WORK TO DO:
Reproduce all the material exactly, minus any pictures it holds.

:: GIVEN RECORDS ::

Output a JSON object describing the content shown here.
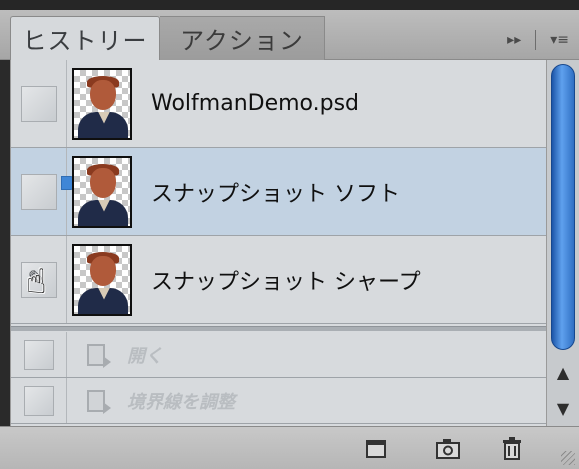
{
  "tabs": [
    {
      "label": "ヒストリー",
      "active": true
    },
    {
      "label": "アクション",
      "active": false
    }
  ],
  "tab_controls": {
    "expand_icon": "▸▸",
    "menu_icon": "▾≡"
  },
  "snapshots": [
    {
      "label": "WolfmanDemo.psd",
      "selected": false,
      "history_source": false
    },
    {
      "label": "スナップショット ソフト",
      "selected": true,
      "history_source": false
    },
    {
      "label": "スナップショット シャープ",
      "selected": false,
      "history_source": true
    }
  ],
  "history_states": [
    {
      "label": "開く"
    },
    {
      "label": "境界線を調整"
    }
  ],
  "bottom_buttons": [
    {
      "name": "new-document-from-state",
      "icon": "document-icon"
    },
    {
      "name": "create-snapshot",
      "icon": "camera-icon"
    },
    {
      "name": "delete-state",
      "icon": "trash-icon"
    }
  ],
  "colors": {
    "selected_row": "#c2d2e2",
    "scroll_thumb": "#3f86d6"
  }
}
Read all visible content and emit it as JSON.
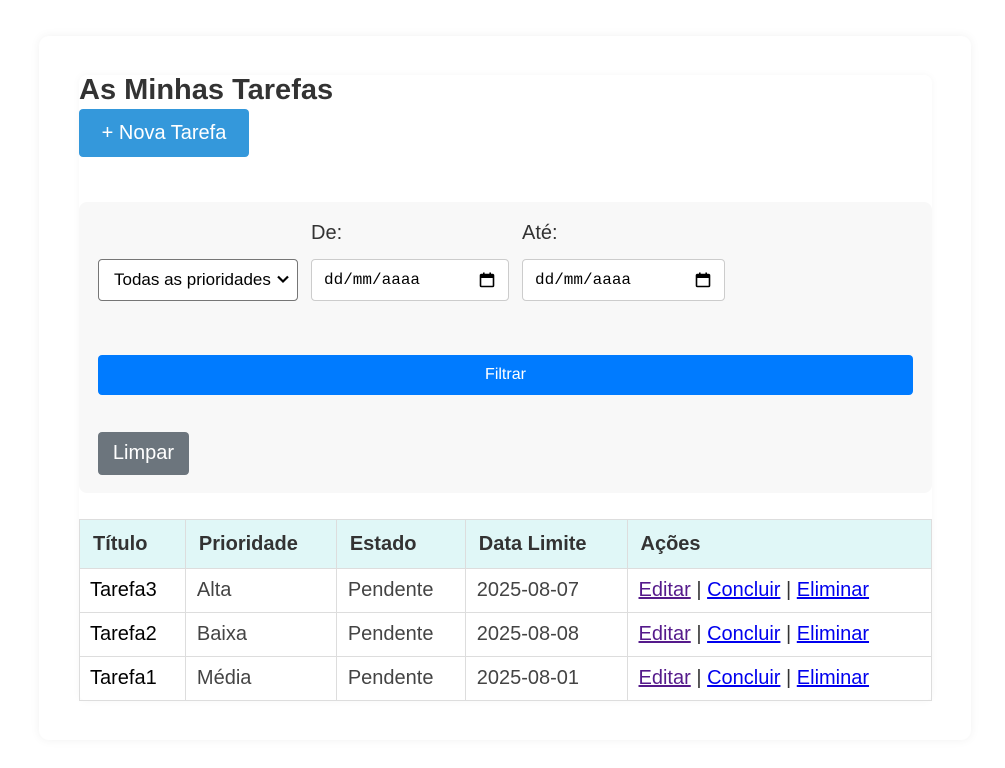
{
  "page": {
    "title": "As Minhas Tarefas",
    "new_task_label": "+ Nova Tarefa"
  },
  "filters": {
    "priority_selected": "Todas as prioridades",
    "from_label": "De:",
    "to_label": "Até:",
    "from_placeholder": "dd/mm/aaaa",
    "to_placeholder": "dd/mm/aaaa",
    "filter_button": "Filtrar",
    "clear_button": "Limpar"
  },
  "table": {
    "headers": [
      "Título",
      "Prioridade",
      "Estado",
      "Data Limite",
      "Ações"
    ],
    "rows": [
      {
        "title": "Tarefa3",
        "priority": "Alta",
        "status": "Pendente",
        "due": "2025-08-07"
      },
      {
        "title": "Tarefa2",
        "priority": "Baixa",
        "status": "Pendente",
        "due": "2025-08-08"
      },
      {
        "title": "Tarefa1",
        "priority": "Média",
        "status": "Pendente",
        "due": "2025-08-01"
      }
    ],
    "actions": {
      "edit": "Editar",
      "complete": "Concluir",
      "delete": "Eliminar",
      "separator": "|"
    }
  },
  "colors": {
    "new_button": "#3498db",
    "filter_button": "#007bff",
    "clear_button": "#6c757d",
    "table_header": "#e0f7f7"
  },
  "icons": {
    "select": "chevron-down-icon",
    "date": "calendar-icon"
  }
}
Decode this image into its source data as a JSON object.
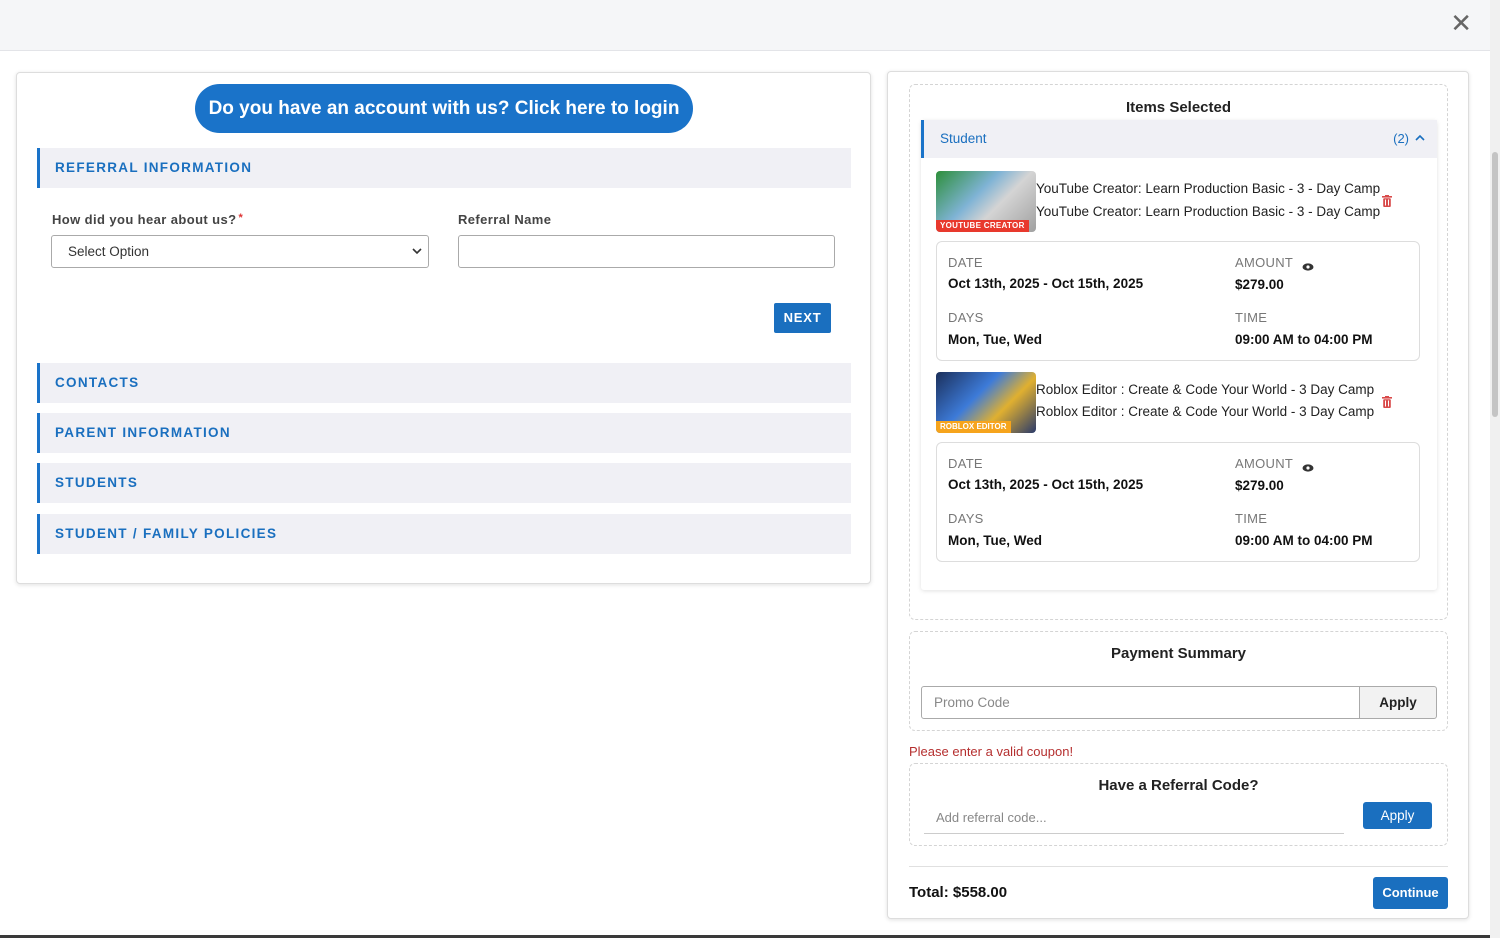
{
  "modal": {
    "close_icon": "close-icon",
    "close_glyph": "✕"
  },
  "left": {
    "login_button": "Do you have an account with us? Click here to login",
    "sections": {
      "referral": "REFERRAL INFORMATION",
      "contacts": "CONTACTS",
      "parent": "PARENT INFORMATION",
      "students": "STUDENTS",
      "policies": "STUDENT / FAMILY POLICIES"
    },
    "how_heard_label": "How did you hear about us?",
    "required_mark": "*",
    "how_heard_value": "Select Option",
    "referral_name_label": "Referral Name",
    "referral_name_value": "",
    "next_button": "NEXT"
  },
  "right": {
    "items_title": "Items Selected",
    "student_label": "Student",
    "student_count": "(2)",
    "items": [
      {
        "thumb_tag": "YOUTUBE CREATOR",
        "title_line1": "YouTube Creator: Learn Production Basic - 3 - Day Camp",
        "title_line2": "YouTube Creator: Learn Production Basic - 3 - Day Camp",
        "date_label": "DATE",
        "date_value": "Oct 13th, 2025 - Oct 15th, 2025",
        "amount_label": "AMOUNT",
        "amount_value": "$279.00",
        "days_label": "DAYS",
        "days_value": "Mon, Tue, Wed",
        "time_label": "TIME",
        "time_value": "09:00 AM to 04:00 PM"
      },
      {
        "thumb_tag": "ROBLOX EDITOR",
        "title_line1": "Roblox Editor : Create & Code Your World - 3 Day Camp",
        "title_line2": "Roblox Editor : Create & Code Your World - 3 Day Camp",
        "date_label": "DATE",
        "date_value": "Oct 13th, 2025 - Oct 15th, 2025",
        "amount_label": "AMOUNT",
        "amount_value": "$279.00",
        "days_label": "DAYS",
        "days_value": "Mon, Tue, Wed",
        "time_label": "TIME",
        "time_value": "09:00 AM to 04:00 PM"
      }
    ],
    "payment_title": "Payment Summary",
    "promo_placeholder": "Promo Code",
    "promo_apply": "Apply",
    "error_message": "Please enter a valid coupon!",
    "referral_title": "Have a Referral Code?",
    "referral_placeholder": "Add referral code...",
    "referral_apply": "Apply",
    "total": "Total: $558.00",
    "continue_button": "Continue"
  },
  "colors": {
    "accent": "#1a73c9",
    "error": "#b52f2f",
    "section_bg": "#f0f0f5"
  }
}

:::

FINISHED TASK:
Output a JSON object describing the content shown here.
{
  "tabs": [
    {
      "label": "ヒストリー",
      "active": true
    },
    {
      "label": "アクション",
      "active": false
    }
  ],
  "tab_controls": {
    "expand_icon": "▸▸",
    "menu_icon": "▾≡"
  },
  "snapshots": [
    {
      "label": "WolfmanDemo.psd",
      "selected": false,
      "history_source": false
    },
    {
      "label": "スナップショット ソフト",
      "selected": true,
      "history_source": false
    },
    {
      "label": "スナップショット シャープ",
      "selected": false,
      "history_source": true
    }
  ],
  "history_states": [
    {
      "label": "開く"
    },
    {
      "label": "境界線を調整"
    }
  ],
  "bottom_buttons": [
    {
      "name": "new-document-from-state",
      "icon": "document-icon"
    },
    {
      "name": "create-snapshot",
      "icon": "camera-icon"
    },
    {
      "name": "delete-state",
      "icon": "trash-icon"
    }
  ],
  "colors": {
    "selected_row": "#c2d2e2",
    "scroll_thumb": "#3f86d6"
  }
}
Read all visible content and emit it as JSON.
{
  "page": {
    "title": "As Minhas Tarefas",
    "new_task_label": "+ Nova Tarefa"
  },
  "filters": {
    "priority_selected": "Todas as prioridades",
    "from_label": "De:",
    "to_label": "Até:",
    "from_placeholder": "dd/mm/aaaa",
    "to_placeholder": "dd/mm/aaaa",
    "filter_button": "Filtrar",
    "clear_button": "Limpar"
  },
  "table": {
    "headers": [
      "Título",
      "Prioridade",
      "Estado",
      "Data Limite",
      "Ações"
    ],
    "rows": [
      {
        "title": "Tarefa3",
        "priority": "Alta",
        "status": "Pendente",
        "due": "2025-08-07"
      },
      {
        "title": "Tarefa2",
        "priority": "Baixa",
        "status": "Pendente",
        "due": "2025-08-08"
      },
      {
        "title": "Tarefa1",
        "priority": "Média",
        "status": "Pendente",
        "due": "2025-08-01"
      }
    ],
    "actions": {
      "edit": "Editar",
      "complete": "Concluir",
      "delete": "Eliminar",
      "separator": "|"
    }
  },
  "colors": {
    "new_button": "#3498db",
    "filter_button": "#007bff",
    "clear_button": "#6c757d",
    "table_header": "#e0f7f7"
  },
  "icons": {
    "select": "chevron-down-icon",
    "date": "calendar-icon"
  }
}
Decode this image into its source data as a JSON object.
{
  "modal": {
    "close_icon": "close-icon",
    "close_glyph": "✕"
  },
  "left": {
    "login_button": "Do you have an account with us? Click here to login",
    "sections": {
      "referral": "REFERRAL INFORMATION",
      "contacts": "CONTACTS",
      "parent": "PARENT INFORMATION",
      "students": "STUDENTS",
      "policies": "STUDENT / FAMILY POLICIES"
    },
    "how_heard_label": "How did you hear about us?",
    "required_mark": "*",
    "how_heard_value": "Select Option",
    "referral_name_label": "Referral Name",
    "referral_name_value": "",
    "next_button": "NEXT"
  },
  "right": {
    "items_title": "Items Selected",
    "student_label": "Student",
    "student_count": "(2)",
    "items": [
      {
        "thumb_tag": "YOUTUBE CREATOR",
        "title_line1": "YouTube Creator: Learn Production Basic - 3 - Day Camp",
        "title_line2": "YouTube Creator: Learn Production Basic - 3 - Day Camp",
        "date_label": "DATE",
        "date_value": "Oct 13th, 2025 - Oct 15th, 2025",
        "amount_label": "AMOUNT",
        "amount_value": "$279.00",
        "days_label": "DAYS",
        "days_value": "Mon, Tue, Wed",
        "time_label": "TIME",
        "time_value": "09:00 AM to 04:00 PM"
      },
      {
        "thumb_tag": "ROBLOX EDITOR",
        "title_line1": "Roblox Editor : Create & Code Your World - 3 Day Camp",
        "title_line2": "Roblox Editor : Create & Code Your World - 3 Day Camp",
        "date_label": "DATE",
        "date_value": "Oct 13th, 2025 - Oct 15th, 2025",
        "amount_label": "AMOUNT",
        "amount_value": "$279.00",
        "days_label": "DAYS",
        "days_value": "Mon, Tue, Wed",
        "time_label": "TIME",
        "time_value": "09:00 AM to 04:00 PM"
      }
    ],
    "payment_title": "Payment Summary",
    "promo_placeholder": "Promo Code",
    "promo_apply": "Apply",
    "error_message": "Please enter a valid coupon!",
    "referral_title": "Have a Referral Code?",
    "referral_placeholder": "Add referral code...",
    "referral_apply": "Apply",
    "total": "Total: $558.00",
    "continue_button": "Continue"
  },
  "colors": {
    "accent": "#1a73c9",
    "error": "#b52f2f",
    "section_bg": "#f0f0f5"
  }
}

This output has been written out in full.